◆ The exercise
Reproduce from the records below, with no pictures, exactly the lines between the one containing "Give me the" and the one containing "Enumerate this screenshot's", inclusive.

[Chart and figure data]
* * * * * * *

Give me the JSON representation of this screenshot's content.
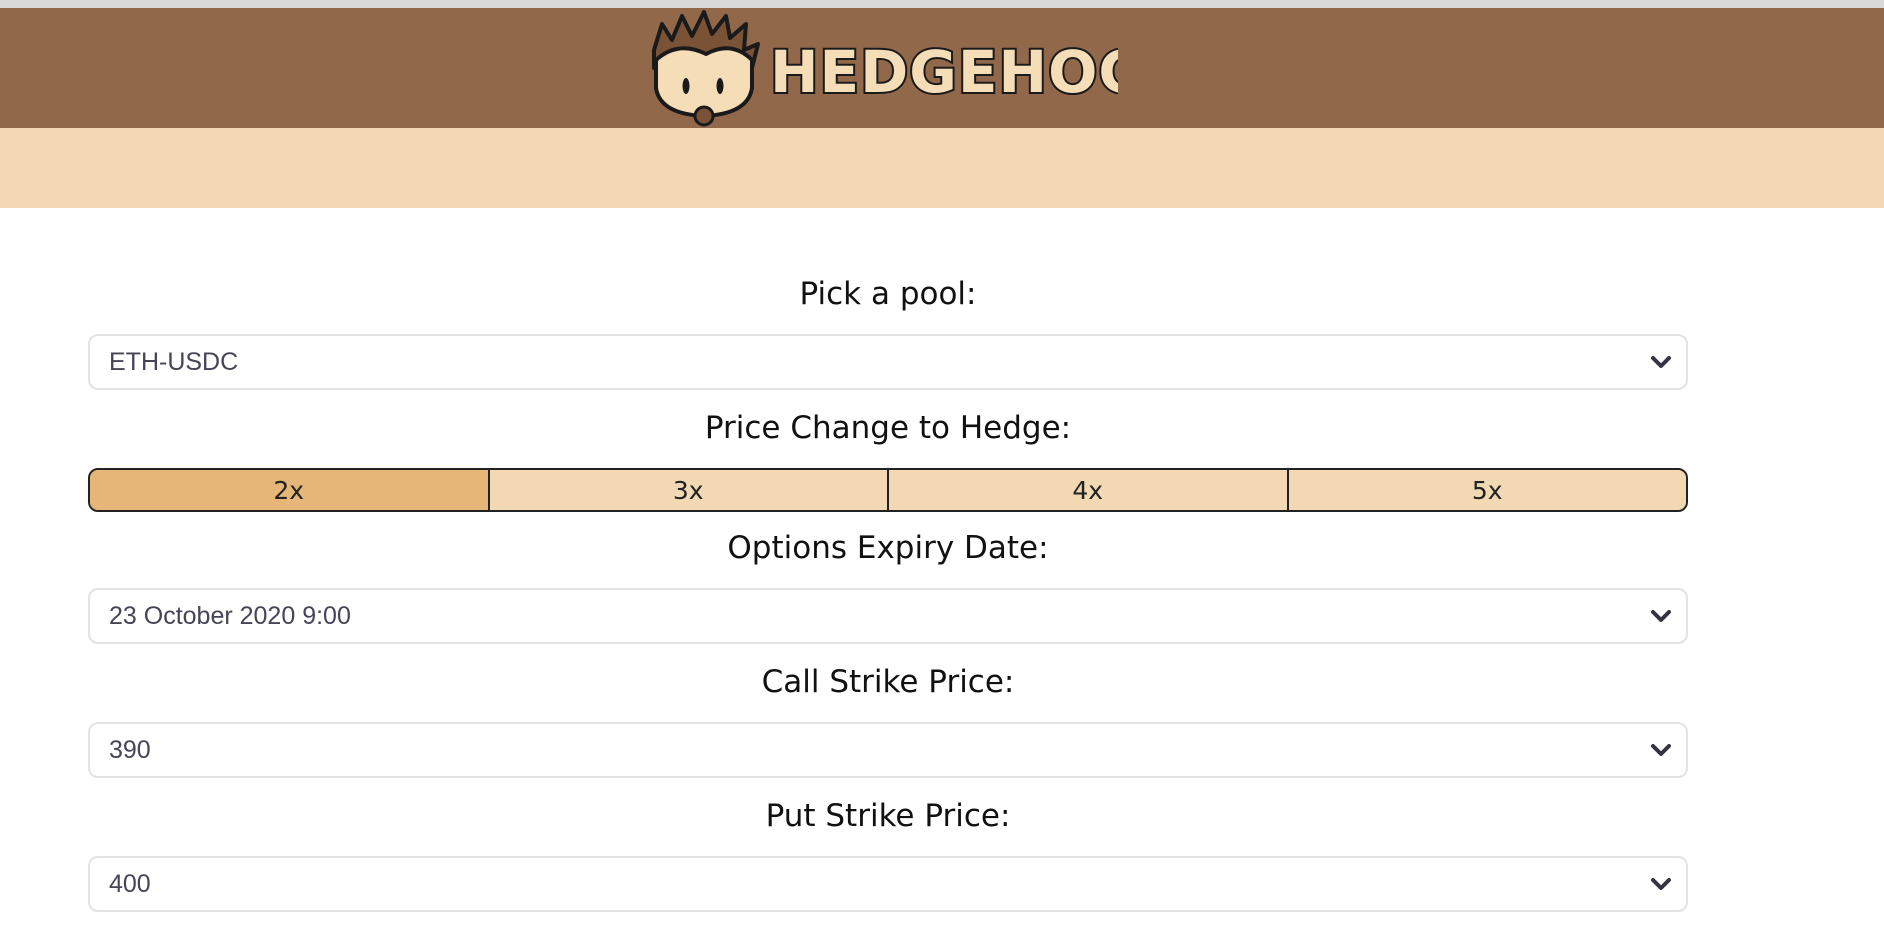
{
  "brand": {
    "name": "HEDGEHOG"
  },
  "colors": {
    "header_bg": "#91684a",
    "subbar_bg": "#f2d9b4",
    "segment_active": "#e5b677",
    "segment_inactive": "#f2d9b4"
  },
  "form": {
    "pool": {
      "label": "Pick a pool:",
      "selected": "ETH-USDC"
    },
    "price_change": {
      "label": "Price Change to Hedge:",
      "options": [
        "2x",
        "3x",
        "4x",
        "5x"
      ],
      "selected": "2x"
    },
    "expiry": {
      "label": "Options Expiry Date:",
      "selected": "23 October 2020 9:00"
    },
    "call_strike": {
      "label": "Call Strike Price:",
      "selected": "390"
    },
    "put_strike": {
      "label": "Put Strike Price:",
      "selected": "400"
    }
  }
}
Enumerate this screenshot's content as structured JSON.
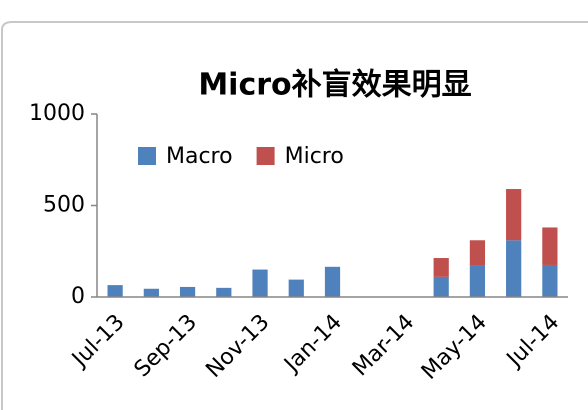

* * * * * * *

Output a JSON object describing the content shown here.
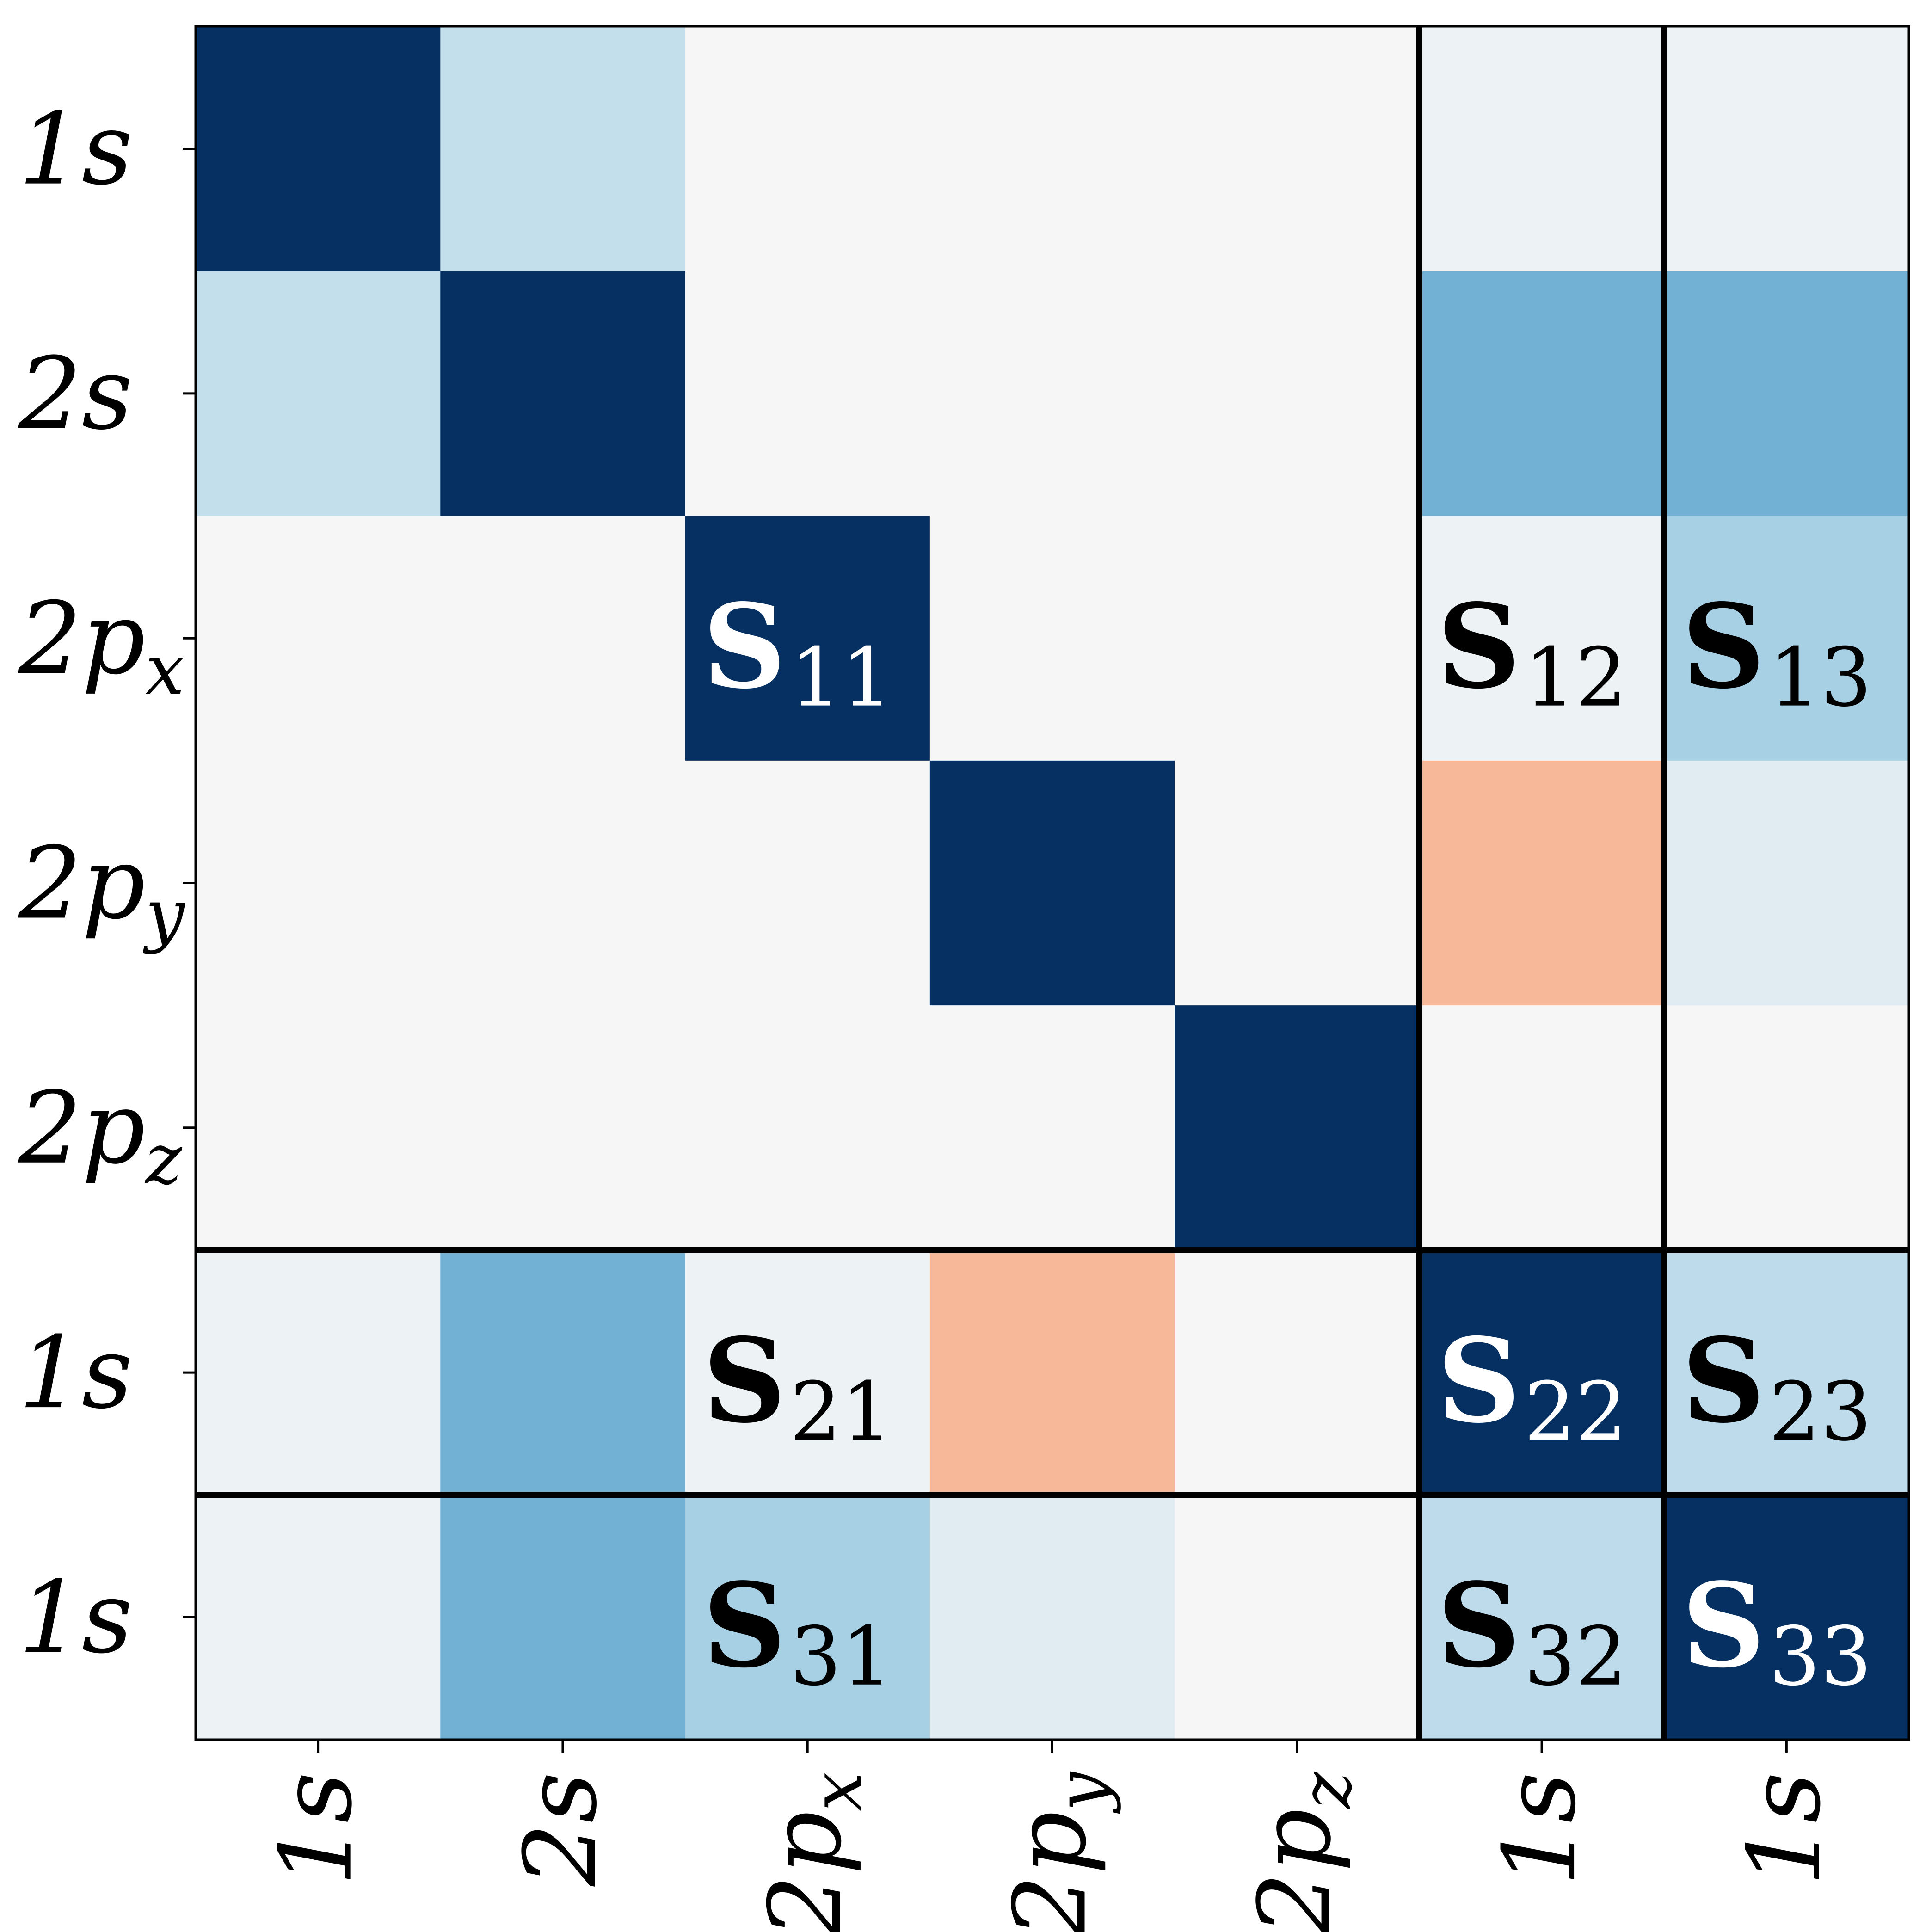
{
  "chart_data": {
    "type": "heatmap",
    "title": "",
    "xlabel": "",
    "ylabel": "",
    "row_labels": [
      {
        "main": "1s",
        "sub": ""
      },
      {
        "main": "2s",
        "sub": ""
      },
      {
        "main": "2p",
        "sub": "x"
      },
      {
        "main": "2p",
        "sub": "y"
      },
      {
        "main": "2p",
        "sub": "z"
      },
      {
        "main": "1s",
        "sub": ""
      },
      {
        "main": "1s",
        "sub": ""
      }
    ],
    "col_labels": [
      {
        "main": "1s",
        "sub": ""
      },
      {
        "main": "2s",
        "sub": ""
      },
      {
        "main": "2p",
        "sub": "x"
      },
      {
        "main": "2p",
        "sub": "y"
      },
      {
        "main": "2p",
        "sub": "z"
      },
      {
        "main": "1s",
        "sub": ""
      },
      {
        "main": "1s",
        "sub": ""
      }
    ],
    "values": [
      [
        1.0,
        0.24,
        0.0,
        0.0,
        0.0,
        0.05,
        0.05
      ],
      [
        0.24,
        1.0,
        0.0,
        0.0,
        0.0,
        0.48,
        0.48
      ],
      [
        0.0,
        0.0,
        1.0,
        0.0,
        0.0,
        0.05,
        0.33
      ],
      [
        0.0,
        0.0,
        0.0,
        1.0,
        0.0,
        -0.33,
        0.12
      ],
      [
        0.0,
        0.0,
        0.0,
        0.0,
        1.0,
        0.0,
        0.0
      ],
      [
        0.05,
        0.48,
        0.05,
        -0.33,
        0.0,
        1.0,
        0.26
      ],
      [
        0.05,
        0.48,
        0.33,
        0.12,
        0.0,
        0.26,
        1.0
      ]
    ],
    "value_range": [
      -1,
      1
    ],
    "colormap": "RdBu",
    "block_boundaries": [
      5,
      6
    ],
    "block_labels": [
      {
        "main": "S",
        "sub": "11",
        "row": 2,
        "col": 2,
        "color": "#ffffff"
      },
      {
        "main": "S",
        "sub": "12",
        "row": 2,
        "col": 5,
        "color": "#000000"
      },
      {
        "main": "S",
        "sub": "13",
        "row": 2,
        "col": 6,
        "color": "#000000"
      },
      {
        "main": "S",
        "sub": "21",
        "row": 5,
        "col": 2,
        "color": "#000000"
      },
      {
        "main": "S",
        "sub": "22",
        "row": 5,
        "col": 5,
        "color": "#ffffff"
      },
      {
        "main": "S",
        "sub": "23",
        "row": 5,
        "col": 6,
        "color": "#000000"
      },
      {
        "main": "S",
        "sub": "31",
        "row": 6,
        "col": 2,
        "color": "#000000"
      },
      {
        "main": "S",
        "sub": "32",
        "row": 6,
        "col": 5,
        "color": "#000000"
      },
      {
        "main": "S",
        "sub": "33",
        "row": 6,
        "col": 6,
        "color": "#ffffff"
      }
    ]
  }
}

* * * * * * *

◆ Expected answer
Give me the JSON representation of this screenshot's content.
{
  "brand": {
    "name": "HEDGEHOG"
  },
  "colors": {
    "header_bg": "#91684a",
    "subbar_bg": "#f2d9b4",
    "segment_active": "#e5b677",
    "segment_inactive": "#f2d9b4"
  },
  "form": {
    "pool": {
      "label": "Pick a pool:",
      "selected": "ETH-USDC"
    },
    "price_change": {
      "label": "Price Change to Hedge:",
      "options": [
        "2x",
        "3x",
        "4x",
        "5x"
      ],
      "selected": "2x"
    },
    "expiry": {
      "label": "Options Expiry Date:",
      "selected": "23 October 2020 9:00"
    },
    "call_strike": {
      "label": "Call Strike Price:",
      "selected": "390"
    },
    "put_strike": {
      "label": "Put Strike Price:",
      "selected": "400"
    }
  }
}
Enumerate this screenshot's content as structured JSON.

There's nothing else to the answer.